### Material for this exercise
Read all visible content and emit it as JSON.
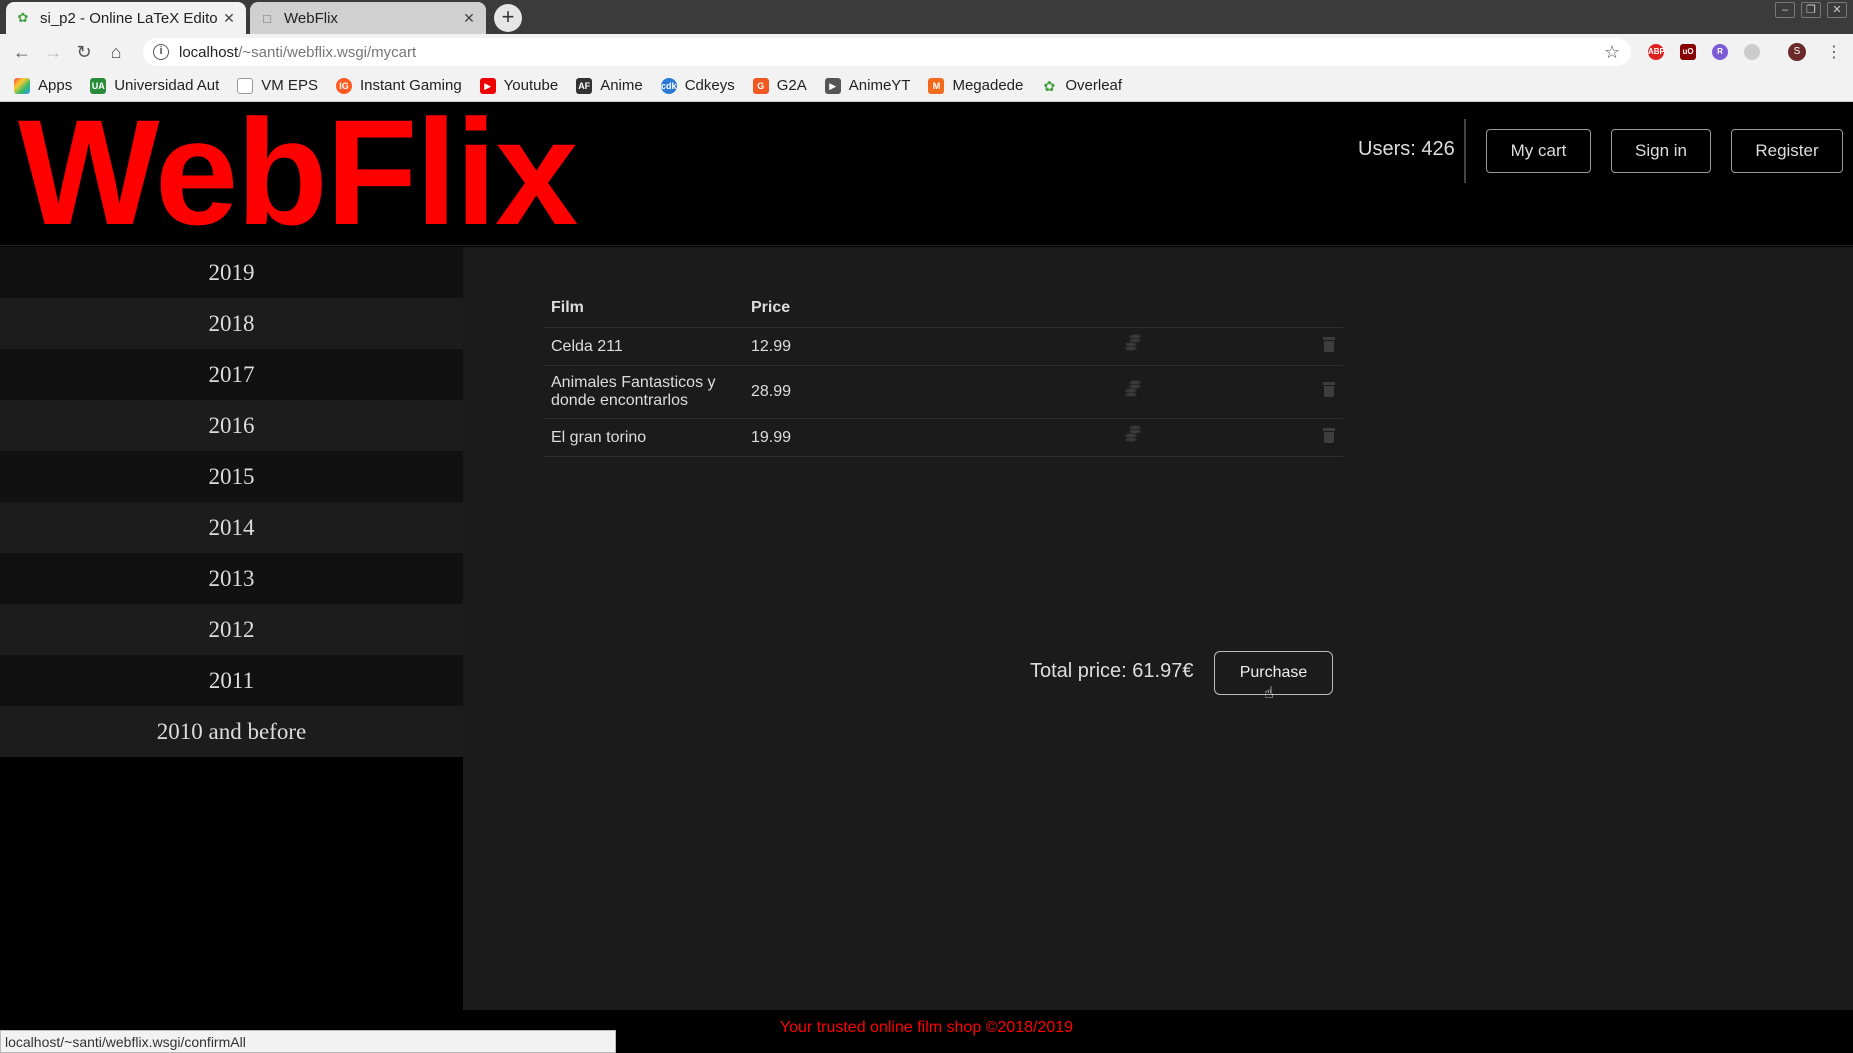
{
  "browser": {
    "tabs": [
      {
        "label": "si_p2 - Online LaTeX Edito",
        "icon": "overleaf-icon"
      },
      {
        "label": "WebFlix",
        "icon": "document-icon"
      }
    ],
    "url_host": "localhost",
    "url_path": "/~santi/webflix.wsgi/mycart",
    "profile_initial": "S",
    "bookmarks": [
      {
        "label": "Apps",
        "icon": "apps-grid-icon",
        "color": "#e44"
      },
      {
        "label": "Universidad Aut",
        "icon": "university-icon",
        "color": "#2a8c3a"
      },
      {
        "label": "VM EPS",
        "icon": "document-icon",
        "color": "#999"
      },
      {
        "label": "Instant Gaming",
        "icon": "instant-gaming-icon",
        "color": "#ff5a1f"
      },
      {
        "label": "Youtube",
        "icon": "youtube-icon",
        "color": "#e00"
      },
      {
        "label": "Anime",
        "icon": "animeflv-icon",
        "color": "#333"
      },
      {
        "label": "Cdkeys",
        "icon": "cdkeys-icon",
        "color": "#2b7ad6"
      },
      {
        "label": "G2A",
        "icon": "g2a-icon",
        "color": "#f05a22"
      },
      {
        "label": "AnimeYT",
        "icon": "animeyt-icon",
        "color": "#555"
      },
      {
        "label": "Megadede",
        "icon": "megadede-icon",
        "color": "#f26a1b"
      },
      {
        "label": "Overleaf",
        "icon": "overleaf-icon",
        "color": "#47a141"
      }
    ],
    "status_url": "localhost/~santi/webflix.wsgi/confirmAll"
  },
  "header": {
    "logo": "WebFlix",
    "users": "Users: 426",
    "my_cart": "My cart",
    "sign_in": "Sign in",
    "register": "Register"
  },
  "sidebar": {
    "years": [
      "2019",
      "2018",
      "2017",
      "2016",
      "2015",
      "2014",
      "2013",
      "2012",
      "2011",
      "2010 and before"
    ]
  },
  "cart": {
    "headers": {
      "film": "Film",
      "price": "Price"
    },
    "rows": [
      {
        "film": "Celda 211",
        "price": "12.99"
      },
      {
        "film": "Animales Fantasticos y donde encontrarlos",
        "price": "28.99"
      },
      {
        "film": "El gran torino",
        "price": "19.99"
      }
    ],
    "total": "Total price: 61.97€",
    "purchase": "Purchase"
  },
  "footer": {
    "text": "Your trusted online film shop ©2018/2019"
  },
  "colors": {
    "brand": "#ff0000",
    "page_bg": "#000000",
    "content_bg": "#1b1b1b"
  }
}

---

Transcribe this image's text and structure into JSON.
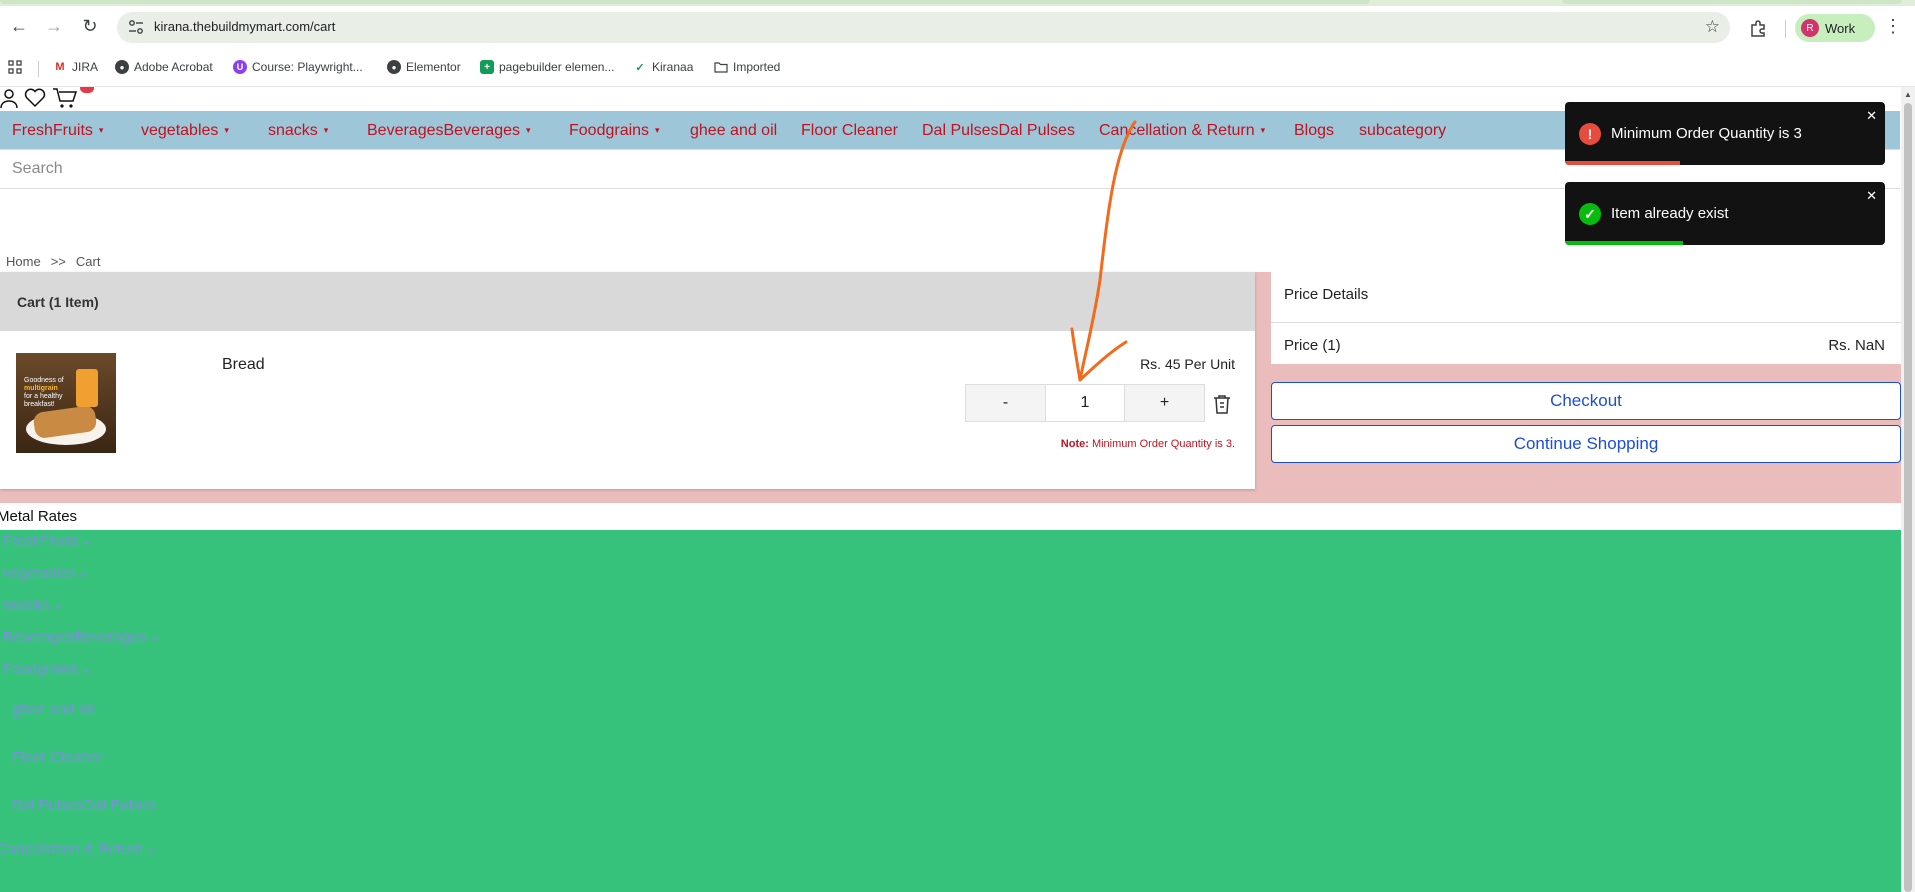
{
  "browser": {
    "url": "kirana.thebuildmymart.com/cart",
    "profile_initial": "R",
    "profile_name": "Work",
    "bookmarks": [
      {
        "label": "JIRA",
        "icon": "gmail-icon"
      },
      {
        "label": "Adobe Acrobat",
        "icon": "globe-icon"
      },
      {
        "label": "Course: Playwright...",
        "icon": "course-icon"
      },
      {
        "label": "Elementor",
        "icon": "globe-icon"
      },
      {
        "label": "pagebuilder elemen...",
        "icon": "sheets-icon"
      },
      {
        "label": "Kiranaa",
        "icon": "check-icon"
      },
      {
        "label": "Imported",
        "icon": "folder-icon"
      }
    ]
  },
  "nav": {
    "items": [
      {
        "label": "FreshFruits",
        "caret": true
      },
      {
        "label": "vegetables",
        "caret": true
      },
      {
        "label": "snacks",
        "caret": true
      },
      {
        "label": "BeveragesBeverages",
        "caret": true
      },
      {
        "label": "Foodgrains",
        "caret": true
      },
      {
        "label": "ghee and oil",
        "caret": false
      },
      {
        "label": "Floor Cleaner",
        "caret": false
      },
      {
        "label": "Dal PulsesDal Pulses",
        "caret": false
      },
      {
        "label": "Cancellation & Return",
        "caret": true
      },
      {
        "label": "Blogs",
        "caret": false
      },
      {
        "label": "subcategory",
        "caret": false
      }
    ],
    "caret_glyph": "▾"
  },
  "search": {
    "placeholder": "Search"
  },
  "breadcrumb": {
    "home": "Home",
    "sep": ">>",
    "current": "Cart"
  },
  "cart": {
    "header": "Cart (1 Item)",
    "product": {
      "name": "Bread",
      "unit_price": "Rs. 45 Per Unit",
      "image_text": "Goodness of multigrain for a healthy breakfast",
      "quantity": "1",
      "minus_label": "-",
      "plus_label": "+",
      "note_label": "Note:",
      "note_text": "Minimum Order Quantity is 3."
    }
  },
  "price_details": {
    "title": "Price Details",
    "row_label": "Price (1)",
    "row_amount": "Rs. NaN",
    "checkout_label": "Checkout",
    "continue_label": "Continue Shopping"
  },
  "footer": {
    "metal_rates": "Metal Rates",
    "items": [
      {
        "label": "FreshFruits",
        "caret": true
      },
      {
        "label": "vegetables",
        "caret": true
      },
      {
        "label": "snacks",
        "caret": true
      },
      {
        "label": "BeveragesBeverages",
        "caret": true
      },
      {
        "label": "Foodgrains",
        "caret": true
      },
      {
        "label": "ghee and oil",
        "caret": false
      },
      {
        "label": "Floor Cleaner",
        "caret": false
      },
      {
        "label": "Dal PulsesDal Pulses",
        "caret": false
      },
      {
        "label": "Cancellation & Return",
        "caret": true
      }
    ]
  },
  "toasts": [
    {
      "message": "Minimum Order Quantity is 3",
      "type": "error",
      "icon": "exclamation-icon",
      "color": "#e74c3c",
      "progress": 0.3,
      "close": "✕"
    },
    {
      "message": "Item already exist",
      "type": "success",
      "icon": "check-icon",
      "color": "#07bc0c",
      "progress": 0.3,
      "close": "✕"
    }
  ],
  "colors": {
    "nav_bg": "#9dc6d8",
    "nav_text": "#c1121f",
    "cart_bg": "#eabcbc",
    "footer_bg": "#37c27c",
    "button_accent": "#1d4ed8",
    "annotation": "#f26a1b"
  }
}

### The task
Pull out all lines containing "santi".

### Exercise output
    "url_path": "/~santi/webflix.wsgi/mycart",
    "status_url": "localhost/~santi/webflix.wsgi/confirmAll"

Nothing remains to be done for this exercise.